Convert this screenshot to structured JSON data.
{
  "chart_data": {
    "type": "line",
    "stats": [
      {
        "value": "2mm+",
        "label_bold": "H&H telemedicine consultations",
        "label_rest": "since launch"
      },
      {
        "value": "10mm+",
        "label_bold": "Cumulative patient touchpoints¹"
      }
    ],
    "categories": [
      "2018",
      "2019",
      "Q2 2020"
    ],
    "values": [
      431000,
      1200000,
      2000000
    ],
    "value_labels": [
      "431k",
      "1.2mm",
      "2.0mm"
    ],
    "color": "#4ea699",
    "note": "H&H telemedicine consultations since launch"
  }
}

========

= The exercise =
All of the data needs to be printed once more, exactly.

= Exercise result =
Convert this screenshot to structured JSON data.
{
  "chart_data": {
    "type": "line",
    "stats": [
      {
        "value": "2mm+",
        "label_bold": "H&H telemedicine consultations",
        "label_rest": "since launch"
      },
      {
        "value": "10mm+",
        "label_bold": "Cumulative patient touchpoints¹"
      }
    ],
    "categories": [
      "2018",
      "2019",
      "Q2 2020"
    ],
    "values": [
      431000,
      1200000,
      2000000
    ],
    "value_labels": [
      "431k",
      "1.2mm",
      "2.0mm"
    ],
    "color": "#4ea699",
    "note": "H&H telemedicine consultations since launch"
  }
}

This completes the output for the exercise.